### Dataset records

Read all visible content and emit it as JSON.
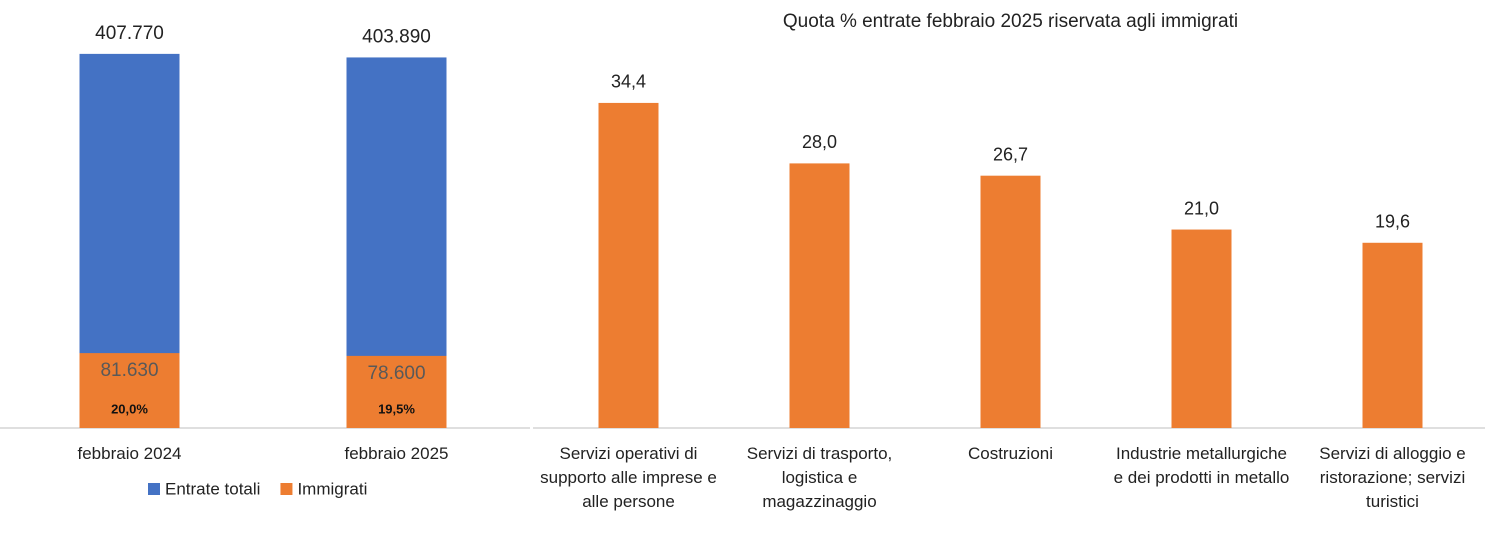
{
  "chart_data": [
    {
      "type": "bar",
      "barmode": "overlay",
      "categories": [
        "febbraio 2024",
        "febbraio 2025"
      ],
      "series": [
        {
          "name": "Entrate totali",
          "color": "#4472c4",
          "values": [
            407770,
            403890
          ],
          "value_labels": [
            "407.770",
            "403.890"
          ]
        },
        {
          "name": "Immigrati",
          "color": "#ed7d31",
          "values": [
            81630,
            78600
          ],
          "value_labels": [
            "81.630",
            "78.600"
          ],
          "shares": [
            20.0,
            19.5
          ],
          "share_labels": [
            "20,0%",
            "19,5%"
          ]
        }
      ],
      "ylim": [
        0,
        412000
      ],
      "legend": "bottom"
    },
    {
      "type": "bar",
      "title": "Quota % entrate febbraio 2025 riservata agli immigrati",
      "categories": [
        "Servizi operativi di supporto alle imprese e alle persone",
        "Servizi di trasporto, logistica e magazzinaggio",
        "Costruzioni",
        "Industrie metallurgiche e dei prodotti in metallo",
        "Servizi di alloggio e ristorazione; servizi turistici"
      ],
      "values": [
        34.4,
        28.0,
        26.7,
        21.0,
        19.6
      ],
      "value_labels": [
        "34,4",
        "28,0",
        "26,7",
        "21,0",
        "19,6"
      ],
      "color": "#ed7d31",
      "ylim": [
        0,
        40
      ]
    }
  ]
}
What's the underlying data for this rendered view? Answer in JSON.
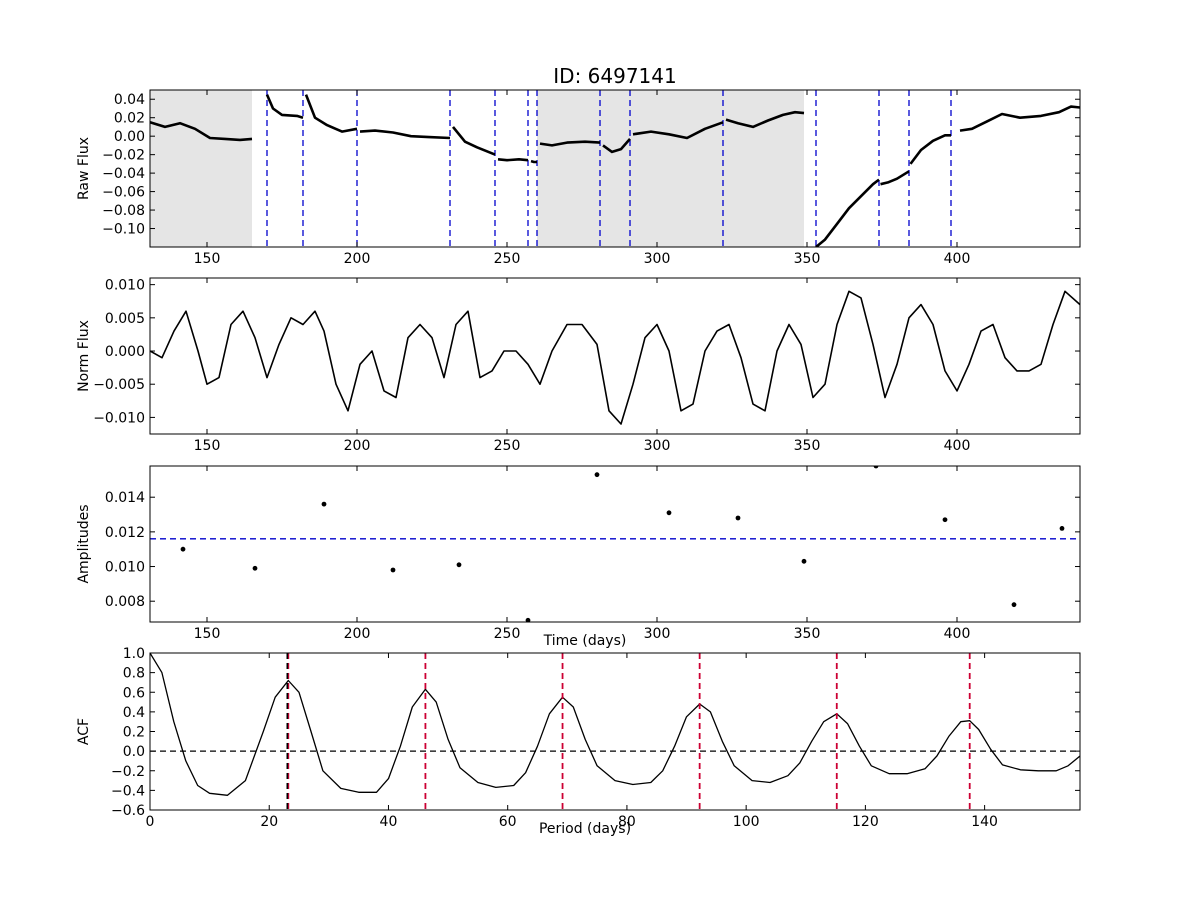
{
  "title": "ID: 6497141",
  "colors": {
    "vline": "#0000cc",
    "hline_amp": "#0000cc",
    "acf_peak": "#cc0033",
    "acf_best": "#000000",
    "shade": "#e5e5e5",
    "ink": "#000000"
  },
  "chart_data": [
    {
      "id": "raw",
      "type": "line",
      "ylabel": "Raw Flux",
      "xlabel": "",
      "xlim": [
        131,
        441
      ],
      "ylim": [
        -0.12,
        0.05
      ],
      "xticks": [
        150,
        200,
        250,
        300,
        350,
        400
      ],
      "yticks": [
        -0.1,
        -0.08,
        -0.06,
        -0.04,
        -0.02,
        0.0,
        0.02,
        0.04
      ],
      "ytick_labels": [
        "−0.10",
        "−0.08",
        "−0.06",
        "−0.04",
        "−0.02",
        "0.00",
        "0.02",
        "0.04"
      ],
      "shaded_regions": [
        [
          131,
          165
        ],
        [
          260,
          349
        ]
      ],
      "vlines": [
        170,
        182,
        200,
        231,
        246,
        257,
        260,
        281,
        291,
        322,
        353,
        374,
        384,
        398
      ],
      "segments": [
        {
          "x": [
            131,
            136,
            141,
            146,
            151,
            156,
            161,
            165
          ],
          "y": [
            0.015,
            0.01,
            0.014,
            0.008,
            -0.002,
            -0.003,
            -0.004,
            -0.003
          ]
        },
        {
          "x": [
            170,
            172,
            175,
            180,
            182
          ],
          "y": [
            0.045,
            0.03,
            0.023,
            0.022,
            0.02
          ]
        },
        {
          "x": [
            183,
            186,
            190,
            195,
            200
          ],
          "y": [
            0.045,
            0.02,
            0.012,
            0.005,
            0.008
          ]
        },
        {
          "x": [
            201,
            206,
            212,
            218,
            224,
            231
          ],
          "y": [
            0.005,
            0.006,
            0.004,
            0.0,
            -0.001,
            -0.002
          ]
        },
        {
          "x": [
            232,
            236,
            240,
            246
          ],
          "y": [
            0.01,
            -0.006,
            -0.012,
            -0.02
          ]
        },
        {
          "x": [
            247,
            250,
            254,
            257
          ],
          "y": [
            -0.025,
            -0.026,
            -0.025,
            -0.026
          ]
        },
        {
          "x": [
            258,
            259,
            260
          ],
          "y": [
            -0.027,
            -0.028,
            -0.028
          ]
        },
        {
          "x": [
            261,
            265,
            270,
            276,
            281
          ],
          "y": [
            -0.008,
            -0.01,
            -0.007,
            -0.006,
            -0.007
          ]
        },
        {
          "x": [
            282,
            285,
            288,
            291
          ],
          "y": [
            -0.01,
            -0.017,
            -0.014,
            -0.003
          ]
        },
        {
          "x": [
            292,
            298,
            304,
            310,
            316,
            322
          ],
          "y": [
            0.002,
            0.005,
            0.002,
            -0.002,
            0.008,
            0.015
          ]
        },
        {
          "x": [
            323,
            327,
            332,
            337,
            342,
            346,
            349
          ],
          "y": [
            0.018,
            0.014,
            0.01,
            0.017,
            0.023,
            0.026,
            0.025
          ]
        },
        {
          "x": [
            353,
            356,
            360,
            364,
            368,
            372,
            374
          ],
          "y": [
            -0.12,
            -0.112,
            -0.095,
            -0.078,
            -0.065,
            -0.052,
            -0.047
          ]
        },
        {
          "x": [
            374.5,
            377,
            380,
            384
          ],
          "y": [
            -0.052,
            -0.05,
            -0.046,
            -0.038
          ]
        },
        {
          "x": [
            384.5,
            388,
            392,
            396,
            398
          ],
          "y": [
            -0.03,
            -0.015,
            -0.005,
            0.001,
            0.001
          ]
        },
        {
          "x": [
            401,
            405,
            410,
            415,
            421,
            428,
            434,
            438,
            441
          ],
          "y": [
            0.006,
            0.008,
            0.016,
            0.024,
            0.02,
            0.022,
            0.026,
            0.032,
            0.031
          ]
        }
      ]
    },
    {
      "id": "norm",
      "type": "line",
      "ylabel": "Norm Flux",
      "xlabel": "",
      "xlim": [
        131,
        441
      ],
      "ylim": [
        -0.0125,
        0.011
      ],
      "xticks": [
        150,
        200,
        250,
        300,
        350,
        400
      ],
      "yticks": [
        -0.01,
        -0.005,
        0.0,
        0.005,
        0.01
      ],
      "ytick_labels": [
        "−0.010",
        "−0.005",
        "0.000",
        "0.005",
        "0.010"
      ],
      "x": [
        131,
        135,
        139,
        143,
        147,
        150,
        154,
        158,
        162,
        166,
        170,
        174,
        178,
        182,
        186,
        189,
        193,
        197,
        201,
        205,
        209,
        213,
        217,
        221,
        225,
        229,
        233,
        237,
        241,
        245,
        249,
        253,
        257,
        261,
        265,
        270,
        275,
        280,
        284,
        288,
        292,
        296,
        300,
        304,
        308,
        312,
        316,
        320,
        324,
        328,
        332,
        336,
        340,
        344,
        348,
        352,
        356,
        360,
        364,
        368,
        372,
        376,
        380,
        384,
        388,
        392,
        396,
        400,
        404,
        408,
        412,
        416,
        420,
        424,
        428,
        432,
        436,
        441
      ],
      "y": [
        0.0,
        -0.001,
        0.003,
        0.006,
        0.0,
        -0.005,
        -0.004,
        0.004,
        0.006,
        0.002,
        -0.004,
        0.001,
        0.005,
        0.004,
        0.006,
        0.003,
        -0.005,
        -0.009,
        -0.002,
        0.0,
        -0.006,
        -0.007,
        0.002,
        0.004,
        0.002,
        -0.004,
        0.004,
        0.006,
        -0.004,
        -0.003,
        0.0,
        0.0,
        -0.002,
        -0.005,
        0.0,
        0.004,
        0.004,
        0.001,
        -0.009,
        -0.011,
        -0.005,
        0.002,
        0.004,
        0.0,
        -0.009,
        -0.008,
        0.0,
        0.003,
        0.004,
        -0.001,
        -0.008,
        -0.009,
        0.0,
        0.004,
        0.001,
        -0.007,
        -0.005,
        0.004,
        0.009,
        0.008,
        0.001,
        -0.007,
        -0.002,
        0.005,
        0.007,
        0.004,
        -0.003,
        -0.006,
        -0.002,
        0.003,
        0.004,
        -0.001,
        -0.003,
        -0.003,
        -0.002,
        0.004,
        0.009,
        0.007
      ]
    },
    {
      "id": "amp",
      "type": "scatter",
      "ylabel": "Amplitudes",
      "xlabel": "Time (days)",
      "xlim": [
        131,
        441
      ],
      "ylim": [
        0.0068,
        0.0158
      ],
      "xticks": [
        150,
        200,
        250,
        300,
        350,
        400
      ],
      "yticks": [
        0.008,
        0.01,
        0.012,
        0.014
      ],
      "ytick_labels": [
        "0.008",
        "0.010",
        "0.012",
        "0.014"
      ],
      "x": [
        142,
        166,
        189,
        212,
        234,
        257,
        280,
        304,
        327,
        349,
        373,
        396,
        419,
        435
      ],
      "y": [
        0.011,
        0.0099,
        0.0136,
        0.0098,
        0.0101,
        0.0069,
        0.0153,
        0.0131,
        0.0128,
        0.0103,
        0.0158,
        0.0127,
        0.0078,
        0.0122
      ],
      "hline": 0.0116
    },
    {
      "id": "acf",
      "type": "line",
      "ylabel": "ACF",
      "xlabel": "Period (days)",
      "xlim": [
        0,
        156
      ],
      "ylim": [
        -0.6,
        1.0
      ],
      "xticks": [
        0,
        20,
        40,
        60,
        80,
        100,
        120,
        140
      ],
      "yticks": [
        -0.6,
        -0.4,
        -0.2,
        0.0,
        0.2,
        0.4,
        0.6,
        0.8,
        1.0
      ],
      "ytick_labels": [
        "−0.6",
        "−0.4",
        "−0.2",
        "0.0",
        "0.2",
        "0.4",
        "0.6",
        "0.8",
        "1.0"
      ],
      "best_period": 23.2,
      "peak_lines": [
        23.2,
        46.2,
        69.2,
        92.2,
        115.2,
        137.5
      ],
      "hline": 0.0,
      "x": [
        0,
        2,
        4,
        6,
        8,
        10,
        13,
        16,
        19,
        21,
        23.2,
        25,
        27,
        29,
        32,
        35,
        38,
        40,
        42,
        44,
        46.2,
        48,
        50,
        52,
        55,
        58,
        61,
        63,
        65,
        67,
        69.2,
        71,
        73,
        75,
        78,
        81,
        84,
        86,
        88,
        90,
        92.2,
        94,
        96,
        98,
        101,
        104,
        107,
        109,
        111,
        113,
        115.2,
        117,
        119,
        121,
        124,
        127,
        130,
        132,
        134,
        136,
        137.5,
        139,
        141,
        143,
        146,
        149,
        152,
        154,
        156
      ],
      "y": [
        1.0,
        0.8,
        0.3,
        -0.1,
        -0.35,
        -0.43,
        -0.45,
        -0.3,
        0.2,
        0.55,
        0.72,
        0.6,
        0.2,
        -0.2,
        -0.38,
        -0.42,
        -0.42,
        -0.28,
        0.05,
        0.45,
        0.63,
        0.5,
        0.12,
        -0.17,
        -0.32,
        -0.37,
        -0.35,
        -0.22,
        0.05,
        0.38,
        0.55,
        0.45,
        0.12,
        -0.15,
        -0.3,
        -0.34,
        -0.32,
        -0.2,
        0.05,
        0.35,
        0.48,
        0.4,
        0.1,
        -0.15,
        -0.3,
        -0.32,
        -0.25,
        -0.12,
        0.1,
        0.3,
        0.38,
        0.28,
        0.05,
        -0.15,
        -0.23,
        -0.23,
        -0.18,
        -0.05,
        0.15,
        0.3,
        0.31,
        0.22,
        0.02,
        -0.14,
        -0.19,
        -0.2,
        -0.2,
        -0.15,
        -0.05
      ]
    }
  ]
}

######

Exercise directions:
Filter the records above and return every line that holds the word "ylabel".

The result:
      "ylabel": "Raw Flux",
      "ylabel": "Norm Flux",
      "ylabel": "Amplitudes",
      "ylabel": "ACF",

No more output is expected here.